Records for this task
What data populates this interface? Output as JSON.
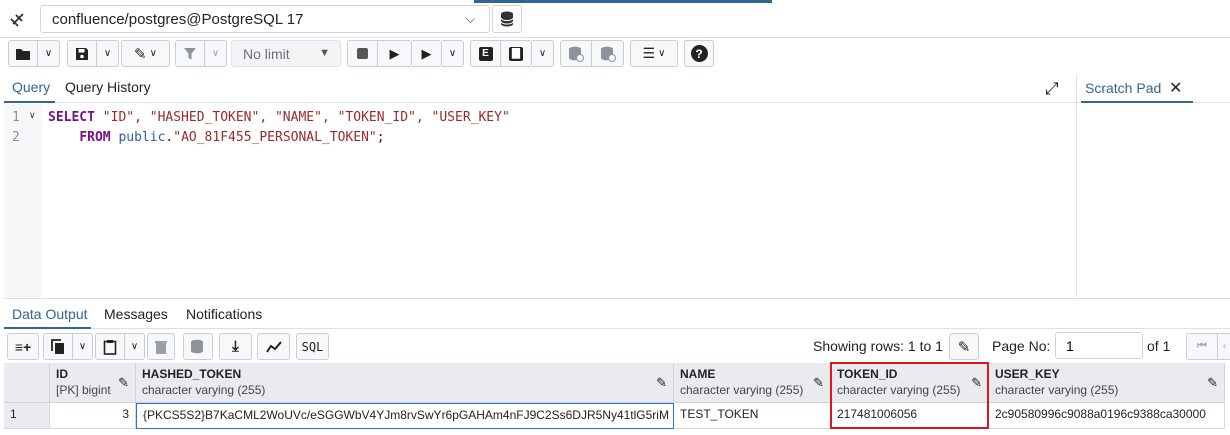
{
  "connection": {
    "label": "confluence/postgres@PostgreSQL 17"
  },
  "toolbar": {
    "limit_value": "No limit"
  },
  "query_tabs": [
    "Query",
    "Query History"
  ],
  "editor": {
    "line_numbers": [
      "1",
      "2"
    ],
    "line1": {
      "kw": "SELECT",
      "rest": " \"ID\", \"HASHED_TOKEN\", \"NAME\", \"TOKEN_ID\", \"USER_KEY\""
    },
    "line2": {
      "indent": "    ",
      "kw": "FROM",
      "schema": " public",
      "dot": ".",
      "table": "\"AO_81F455_PERSONAL_TOKEN\"",
      "semi": ";"
    }
  },
  "scratch_pad": {
    "title": "Scratch Pad"
  },
  "output_tabs": [
    "Data Output",
    "Messages",
    "Notifications"
  ],
  "output_toolbar": {
    "sql_label": "SQL",
    "rows_info": "Showing rows: 1 to 1",
    "page_label": "Page No:",
    "page_value": "1",
    "of_label": "of 1"
  },
  "grid": {
    "columns": [
      {
        "name": "ID",
        "type": "[PK] bigint"
      },
      {
        "name": "HASHED_TOKEN",
        "type": "character varying (255)"
      },
      {
        "name": "NAME",
        "type": "character varying (255)"
      },
      {
        "name": "TOKEN_ID",
        "type": "character varying (255)"
      },
      {
        "name": "USER_KEY",
        "type": "character varying (255)"
      }
    ],
    "rows": [
      {
        "row_number": "1",
        "cells": [
          "3",
          "{PKCS5S2}B7KaCML2WoUVc/eSGGWbV4YJm8rvSwYr6pGAHAm4nFJ9C2Ss6DJR5Ny41tlG5riM",
          "TEST_TOKEN",
          "217481006056",
          "2c90580996c9088a0196c9388ca30000"
        ]
      }
    ]
  },
  "icons": {
    "pencil": "✎",
    "close": "✕",
    "expand": "⤢"
  },
  "colors": {
    "accent": "#326690",
    "highlight_box": "#e0141b"
  }
}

What the task asks
Every entry should be returned exactly as written, minus the pictures.

Reply to the task
What data populates this interface? Output as JSON.
{
  "connection": {
    "label": "confluence/postgres@PostgreSQL 17"
  },
  "toolbar": {
    "limit_value": "No limit"
  },
  "query_tabs": [
    "Query",
    "Query History"
  ],
  "editor": {
    "line_numbers": [
      "1",
      "2"
    ],
    "line1": {
      "kw": "SELECT",
      "rest": " \"ID\", \"HASHED_TOKEN\", \"NAME\", \"TOKEN_ID\", \"USER_KEY\""
    },
    "line2": {
      "indent": "    ",
      "kw": "FROM",
      "schema": " public",
      "dot": ".",
      "table": "\"AO_81F455_PERSONAL_TOKEN\"",
      "semi": ";"
    }
  },
  "scratch_pad": {
    "title": "Scratch Pad"
  },
  "output_tabs": [
    "Data Output",
    "Messages",
    "Notifications"
  ],
  "output_toolbar": {
    "sql_label": "SQL",
    "rows_info": "Showing rows: 1 to 1",
    "page_label": "Page No:",
    "page_value": "1",
    "of_label": "of 1"
  },
  "grid": {
    "columns": [
      {
        "name": "ID",
        "type": "[PK] bigint"
      },
      {
        "name": "HASHED_TOKEN",
        "type": "character varying (255)"
      },
      {
        "name": "NAME",
        "type": "character varying (255)"
      },
      {
        "name": "TOKEN_ID",
        "type": "character varying (255)"
      },
      {
        "name": "USER_KEY",
        "type": "character varying (255)"
      }
    ],
    "rows": [
      {
        "row_number": "1",
        "cells": [
          "3",
          "{PKCS5S2}B7KaCML2WoUVc/eSGGWbV4YJm8rvSwYr6pGAHAm4nFJ9C2Ss6DJR5Ny41tlG5riM",
          "TEST_TOKEN",
          "217481006056",
          "2c90580996c9088a0196c9388ca30000"
        ]
      }
    ]
  },
  "icons": {
    "pencil": "✎",
    "close": "✕",
    "expand": "⤢"
  },
  "colors": {
    "accent": "#326690",
    "highlight_box": "#e0141b"
  }
}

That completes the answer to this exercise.